--- DATA IN THIS EXERCISE ---
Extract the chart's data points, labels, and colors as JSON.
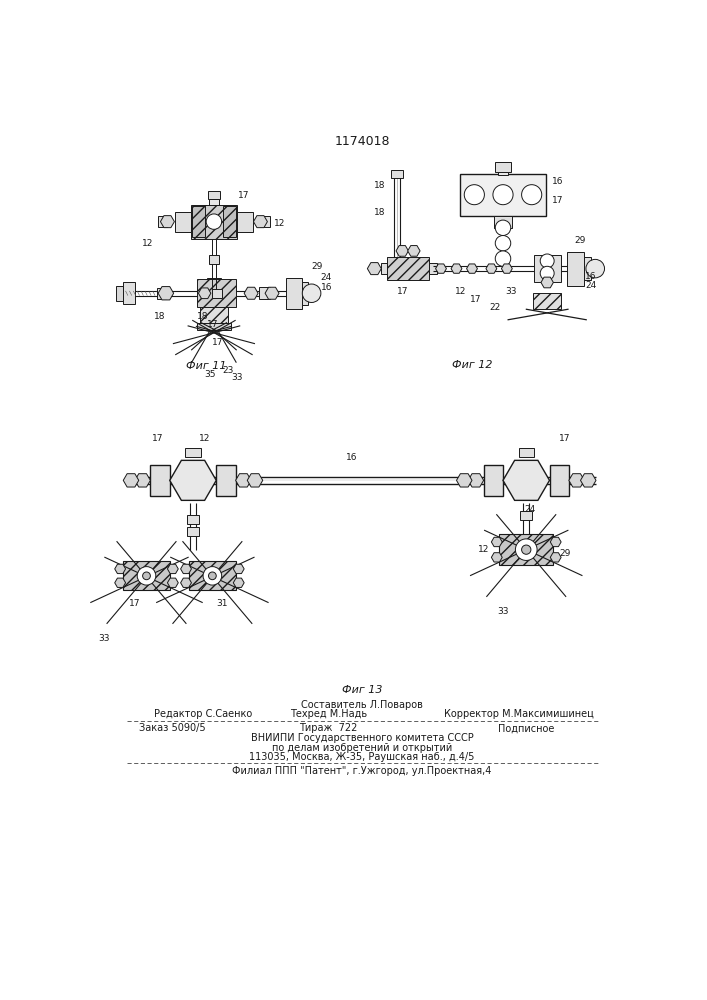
{
  "title_number": "1174018",
  "bg_color": "#ffffff",
  "text_color": "#1a1a1a",
  "line_color": "#1a1a1a",
  "fig11_label": "Фиг 11",
  "fig12_label": "Фиг 12",
  "fig13_label": "Фиг 13",
  "footer_center_top": "Составитель Л.Поваров",
  "footer_line1_left": "Редактор С.Саенко",
  "footer_line1_center": "Техред М.Надь",
  "footer_line1_right": "Корректор М.Максимишинец",
  "footer_line2_left": "Заказ 5090/5",
  "footer_line2_center": "Тираж  722",
  "footer_line2_right": "Подписное",
  "footer_line3": "ВНИИПИ Государственного комитета СССР",
  "footer_line4": "по делам изобретений и открытий",
  "footer_line5": "113035, Москва, Ж-35, Раушская наб., д.4/5",
  "footer_line6": "Филиал ППП \"Патент\", г.Ужгород, ул.Проектная,4"
}
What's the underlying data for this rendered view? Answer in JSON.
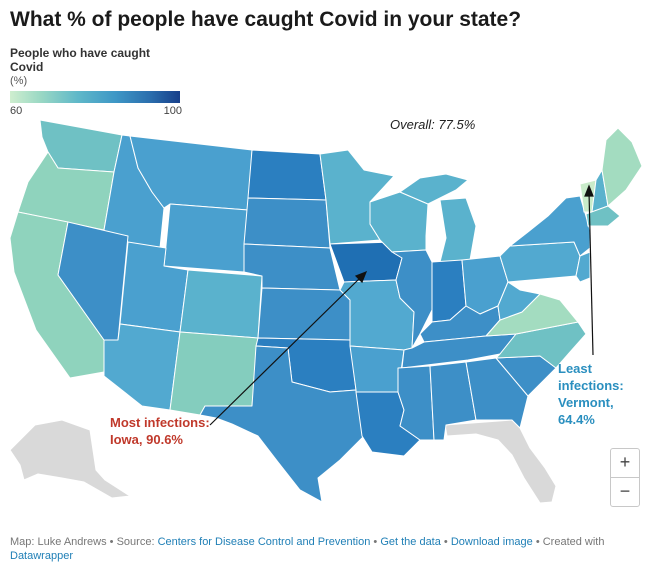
{
  "title": "What % of people have caught Covid in your state?",
  "legend": {
    "title": "People who have caught Covid",
    "unit": "(%)",
    "min_label": "60",
    "max_label": "100",
    "color_min": "#cfeecf",
    "color_max": "#173f8a"
  },
  "overall_label": "Overall: 77.5%",
  "annotations": {
    "most": {
      "line1": "Most infections:",
      "line2": "Iowa, 90.6%",
      "color": "#c0392b"
    },
    "least": {
      "line1": "Least",
      "line2": "infections:",
      "line3": "Vermont,",
      "line4": "64.4%",
      "color": "#2a8fbf"
    }
  },
  "states": {
    "WA": "#6fc1c4",
    "OR": "#8fd3bd",
    "CA": "#8fd3bd",
    "ID": "#4aa0cf",
    "NV": "#3d8fc7",
    "MT": "#4aa0cf",
    "WY": "#4aa0cf",
    "UT": "#4aa0cf",
    "AZ": "#52a9d0",
    "CO": "#5ab2cd",
    "NM": "#84cdbe",
    "ND": "#2b7fc0",
    "SD": "#3d8fc7",
    "NE": "#3d8fc7",
    "KS": "#3d8fc7",
    "OK": "#2b7fc0",
    "TX": "#3d8fc7",
    "MN": "#5ab2cd",
    "IA": "#1f6fb3",
    "MO": "#52a9d0",
    "AR": "#4aa0cf",
    "LA": "#2b7fc0",
    "WI": "#5ab2cd",
    "IL": "#3d8fc7",
    "MI": "#5ab2cd",
    "IN": "#2b7fc0",
    "OH": "#4aa0cf",
    "KY": "#3d8fc7",
    "TN": "#3d8fc7",
    "MS": "#3d8fc7",
    "AL": "#3d8fc7",
    "GA": "#3d8fc7",
    "FL": "#d9d9d9",
    "SC": "#3d8fc7",
    "NC": "#6fc1c4",
    "VA": "#a3dcc0",
    "WV": "#52a9d0",
    "PA": "#52a9d0",
    "NY": "#4aa0cf",
    "ME": "#a3dcc0",
    "VT": "#c9ebca",
    "NH": "#5ab2cd",
    "MA": "#6fc1c4",
    "NJ": "#52a9d0",
    "AK": "#d9d9d9"
  },
  "zoom": {
    "in": "+",
    "out": "−"
  },
  "footer": {
    "map_by": "Map: Luke Andrews",
    "sep": " • ",
    "source_label": "Source: ",
    "source_link": "Centers for Disease Control and Prevention",
    "get_data": "Get the data",
    "download": "Download image",
    "created_with": "Created with",
    "datawrapper": "Datawrapper"
  }
}
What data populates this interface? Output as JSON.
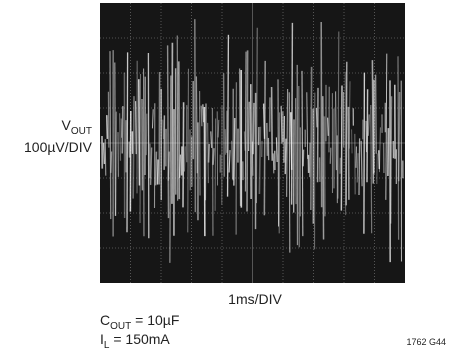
{
  "y_label": {
    "symbol": "V",
    "subscript": "OUT",
    "scale": "100µV/DIV"
  },
  "x_label": "1ms/DIV",
  "conditions": [
    {
      "symbol": "C",
      "subscript": "OUT",
      "rest": " = 10µF"
    },
    {
      "symbol": "I",
      "subscript": "L",
      "rest": " = 150mA"
    }
  ],
  "figure_id": "1762 G44"
}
---
**TASK STATEMENT**
The records above must be printed exactly; the pictures stay out.

**SOLUTION FOR THIS EXERCISE**
Extract the chart's data points, labels, and colors as JSON.
{
  "title_number": "1174018",
  "bg_color": "#ffffff",
  "text_color": "#1a1a1a",
  "line_color": "#1a1a1a",
  "fig11_label": "Фиг 11",
  "fig12_label": "Фиг 12",
  "fig13_label": "Фиг 13",
  "footer_center_top": "Составитель Л.Поваров",
  "footer_line1_left": "Редактор С.Саенко",
  "footer_line1_center": "Техред М.Надь",
  "footer_line1_right": "Корректор М.Максимишинец",
  "footer_line2_left": "Заказ 5090/5",
  "footer_line2_center": "Тираж  722",
  "footer_line2_right": "Подписное",
  "footer_line3": "ВНИИПИ Государственного комитета СССР",
  "footer_line4": "по делам изобретений и открытий",
  "footer_line5": "113035, Москва, Ж-35, Раушская наб., д.4/5",
  "footer_line6": "Филиал ППП \"Патент\", г.Ужгород, ул.Проектная,4"
}
What's the underlying data for this rendered view? Answer in JSON.
{
  "title": "What % of people have caught Covid in your state?",
  "legend": {
    "title": "People who have caught Covid",
    "unit": "(%)",
    "min_label": "60",
    "max_label": "100",
    "color_min": "#cfeecf",
    "color_max": "#173f8a"
  },
  "overall_label": "Overall: 77.5%",
  "annotations": {
    "most": {
      "line1": "Most infections:",
      "line2": "Iowa, 90.6%",
      "color": "#c0392b"
    },
    "least": {
      "line1": "Least",
      "line2": "infections:",
      "line3": "Vermont,",
      "line4": "64.4%",
      "color": "#2a8fbf"
    }
  },
  "states": {
    "WA": "#6fc1c4",
    "OR": "#8fd3bd",
    "CA": "#8fd3bd",
    "ID": "#4aa0cf",
    "NV": "#3d8fc7",
    "MT": "#4aa0cf",
    "WY": "#4aa0cf",
    "UT": "#4aa0cf",
    "AZ": "#52a9d0",
    "CO": "#5ab2cd",
    "NM": "#84cdbe",
    "ND": "#2b7fc0",
    "SD": "#3d8fc7",
    "NE": "#3d8fc7",
    "KS": "#3d8fc7",
    "OK": "#2b7fc0",
    "TX": "#3d8fc7",
    "MN": "#5ab2cd",
    "IA": "#1f6fb3",
    "MO": "#52a9d0",
    "AR": "#4aa0cf",
    "LA": "#2b7fc0",
    "WI": "#5ab2cd",
    "IL": "#3d8fc7",
    "MI": "#5ab2cd",
    "IN": "#2b7fc0",
    "OH": "#4aa0cf",
    "KY": "#3d8fc7",
    "TN": "#3d8fc7",
    "MS": "#3d8fc7",
    "AL": "#3d8fc7",
    "GA": "#3d8fc7",
    "FL": "#d9d9d9",
    "SC": "#3d8fc7",
    "NC": "#6fc1c4",
    "VA": "#a3dcc0",
    "WV": "#52a9d0",
    "PA": "#52a9d0",
    "NY": "#4aa0cf",
    "ME": "#a3dcc0",
    "VT": "#c9ebca",
    "NH": "#5ab2cd",
    "MA": "#6fc1c4",
    "NJ": "#52a9d0",
    "AK": "#d9d9d9"
  },
  "zoom": {
    "in": "+",
    "out": "−"
  },
  "footer": {
    "map_by": "Map: Luke Andrews",
    "sep": " • ",
    "source_label": "Source: ",
    "source_link": "Centers for Disease Control and Prevention",
    "get_data": "Get the data",
    "download": "Download image",
    "created_with": "Created with",
    "datawrapper": "Datawrapper"
  }
}
What data populates this interface? Output as JSON.
{
  "y_label": {
    "symbol": "V",
    "subscript": "OUT",
    "scale": "100µV/DIV"
  },
  "x_label": "1ms/DIV",
  "conditions": [
    {
      "symbol": "C",
      "subscript": "OUT",
      "rest": " = 10µF"
    },
    {
      "symbol": "I",
      "subscript": "L",
      "rest": " = 150mA"
    }
  ],
  "figure_id": "1762 G44"
}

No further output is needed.